— start of PROVIDED TEXT —

We've got a "buttload" of wheelsets with Formula hubs laced to Velocity Deep V's. When I get in the shop tomorrow I'll measure the spokes and let you know.


----------



## UrbanPrimitive (Jun 14, 2009)

I could be wrong, but I think the typical chainline for Velocity hubs is 42, not 45. You may have to set your hub off center and do a little funny dishing to the wheel to get it to mate up to your cranks. That said, if you already have the cranks you may want to try eye-balling them to see if they'll clear your chainstays. You might be fine, but you might not be. If you don't have the cranks you can still take some measurements off the frame to figure it out. You would need to know is the radius of the chainring. Measure that straight back along the chainstay from the center of the bottom bracket shell. Mark the chainstay with some chalk or a bit of masking tape. Repeat on opposite side. Then check the outside to outside measurement of the chainstays at that point. Divide by 2. If that number is larger than your chainline measurement, you're going to have trouble.

Chainline = A
Chainstay Outside to Outside = B

(B/2) < A = party on
(B/2) > A = danger Will Robinson


----------



## tallnotsmall (May 21, 2009)

I'm not sure if you mis-typed or read something wrong but I'm using formula hubs and velocity rims


----------



## UrbanPrimitive (Jun 14, 2009)

That would be me switching the brands in my head. The numbers are correct, the brand name is not. Formula flip/flop hubs typically have a chainline of 42.


----------



## tallnotsmall (May 21, 2009)

Oh ok is a 3mm difference detrimental?


----------



## David Loving (Jun 13, 2008)

no, imo - if you use a phil wood bb it will adjust side to side that much if it's a problem. I am using formula hubs (130mm) with a sugino RD crank and it's just fine.


----------



## tallnotsmall (May 21, 2009)

ok thanks


----------



## tallnotsmall (May 21, 2009)

hey Richard did you measure those spokes?


----------



## tallnotsmall (May 21, 2009)

— end of PROVIDED TEXT —
— start of PROVIDED DATA —

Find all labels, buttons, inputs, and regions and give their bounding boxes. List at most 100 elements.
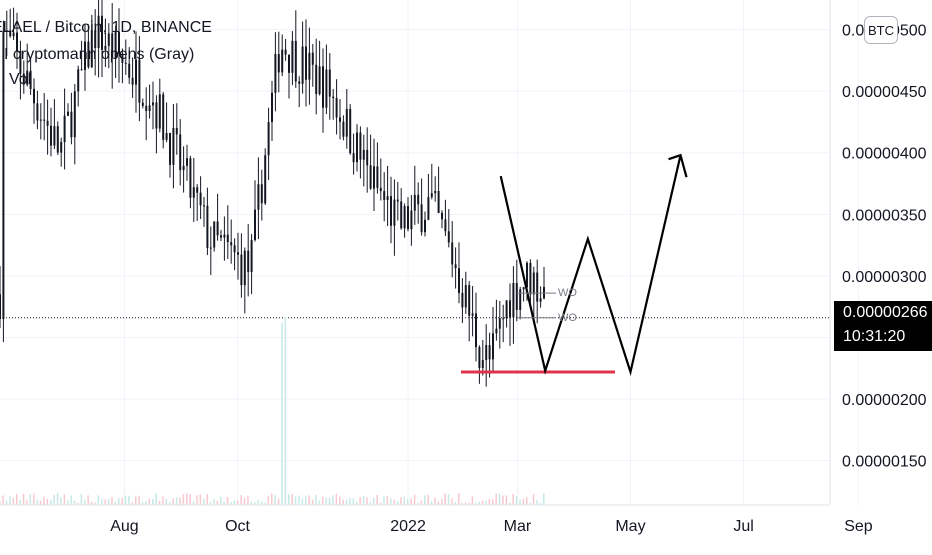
candle-body bbox=[410, 210, 413, 230]
volume-bar bbox=[492, 499, 494, 505]
candle-body bbox=[70, 111, 73, 138]
candle-body bbox=[43, 119, 46, 121]
candle-body bbox=[196, 187, 199, 193]
candle-body bbox=[12, 32, 15, 37]
volume-bar bbox=[543, 493, 545, 505]
volume-bar bbox=[203, 498, 205, 505]
indicator-label[interactable]: I cryptomann opens (Gray) bbox=[4, 46, 195, 63]
volume-bar bbox=[223, 501, 225, 505]
volume-bar bbox=[77, 502, 79, 505]
arrow-head bbox=[668, 153, 688, 178]
volume-bar bbox=[277, 498, 280, 505]
candle-body bbox=[67, 111, 69, 116]
volume-bar bbox=[505, 495, 508, 505]
volume-bar bbox=[87, 495, 89, 505]
candle-body bbox=[226, 234, 229, 243]
volume-bar bbox=[424, 495, 426, 505]
chart-legend: ELAEL / Bitcoin, 1D, BINANCE I cryptoman… bbox=[0, 19, 220, 88]
volume-bar bbox=[366, 497, 368, 505]
candle-body bbox=[158, 94, 161, 129]
volume-bar bbox=[342, 499, 344, 505]
volume-bar bbox=[451, 498, 453, 505]
candle-body bbox=[131, 77, 134, 85]
candle-body bbox=[87, 41, 90, 68]
volume-bar bbox=[475, 502, 477, 505]
volume-bar bbox=[502, 495, 504, 505]
candle-body bbox=[417, 194, 420, 205]
volume-bar bbox=[5, 500, 8, 505]
volume-bar bbox=[165, 498, 168, 505]
x-tick-label: Aug bbox=[110, 518, 138, 535]
volume-bar bbox=[158, 500, 161, 505]
candle-body bbox=[427, 197, 430, 220]
candle-body bbox=[495, 328, 498, 334]
volume-bar bbox=[288, 494, 290, 505]
candle-body bbox=[481, 360, 484, 368]
volume-bar bbox=[417, 502, 419, 505]
y-tick-label: 0.00000450 bbox=[842, 84, 927, 101]
candle-body bbox=[471, 313, 474, 316]
candle-body bbox=[454, 264, 457, 269]
candle-body bbox=[288, 54, 290, 73]
candle-body bbox=[169, 132, 171, 165]
candle-body bbox=[342, 121, 345, 137]
candle-body bbox=[522, 287, 525, 290]
volume-bar bbox=[539, 502, 542, 505]
volume-bar bbox=[420, 500, 423, 505]
volume-bar bbox=[532, 494, 535, 505]
candle-body bbox=[192, 187, 195, 198]
volume-bar bbox=[471, 496, 474, 505]
volume-bar bbox=[315, 494, 317, 505]
candle-body bbox=[148, 105, 151, 112]
volume-bar bbox=[264, 502, 266, 505]
candle-body bbox=[77, 69, 80, 92]
drawings[interactable]: WO WO bbox=[461, 153, 688, 377]
volume-bar bbox=[250, 501, 253, 505]
volume-bar bbox=[509, 502, 511, 505]
volume-bar bbox=[352, 498, 355, 505]
x-tick-label: Oct bbox=[225, 518, 250, 535]
volume-bar bbox=[230, 501, 232, 505]
candle-body bbox=[257, 184, 260, 210]
candle-body bbox=[305, 46, 307, 80]
candle-body bbox=[458, 268, 460, 293]
candle-body bbox=[97, 15, 100, 48]
candle-body bbox=[386, 196, 389, 200]
volume-bar bbox=[39, 500, 42, 505]
volume-label[interactable]: Vol bbox=[9, 71, 32, 88]
candle-body bbox=[485, 345, 488, 361]
candle-body bbox=[80, 69, 83, 71]
candle-body bbox=[366, 149, 369, 166]
candle-body bbox=[505, 300, 508, 319]
volume-bar bbox=[46, 499, 49, 505]
volume-bar bbox=[94, 502, 96, 505]
volume-bar bbox=[345, 499, 348, 505]
candle-body bbox=[311, 52, 314, 65]
candle-body bbox=[447, 231, 450, 243]
volume-bar bbox=[114, 501, 117, 505]
grid-lines bbox=[0, 0, 859, 505]
candle-body bbox=[509, 300, 511, 318]
candle-body bbox=[294, 40, 297, 82]
volume-bar bbox=[495, 493, 497, 505]
volume-bar bbox=[226, 497, 229, 505]
candle-body bbox=[413, 194, 416, 211]
last-price-tag: 0.00000266 10:31:20 bbox=[834, 301, 932, 351]
volume-bar bbox=[447, 494, 450, 505]
volume-bar bbox=[213, 499, 215, 505]
wo-label: WO bbox=[558, 287, 577, 299]
volume-bar bbox=[308, 495, 310, 505]
symbol-title[interactable]: ELAEL / Bitcoin, 1D, BINANCE bbox=[0, 19, 212, 36]
candle-body bbox=[322, 66, 324, 108]
candle-body bbox=[393, 199, 396, 226]
currency-badge[interactable]: BTC bbox=[864, 16, 898, 44]
candle-body bbox=[121, 53, 124, 63]
volume-bar bbox=[311, 499, 314, 505]
candle-body bbox=[526, 262, 528, 288]
volume-bar bbox=[60, 497, 62, 505]
volume-bar bbox=[284, 316, 287, 505]
candle-body bbox=[33, 88, 35, 104]
y-tick-label: 0.00000200 bbox=[842, 392, 927, 409]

— end of PROVIDED DATA —

• WHAT YOU HAVE TO DO: Please list each distinct username that appears as a post heading in the bike hub thread above.

• RESPONSE BELOW:
UrbanPrimitive
tallnotsmall
David Loving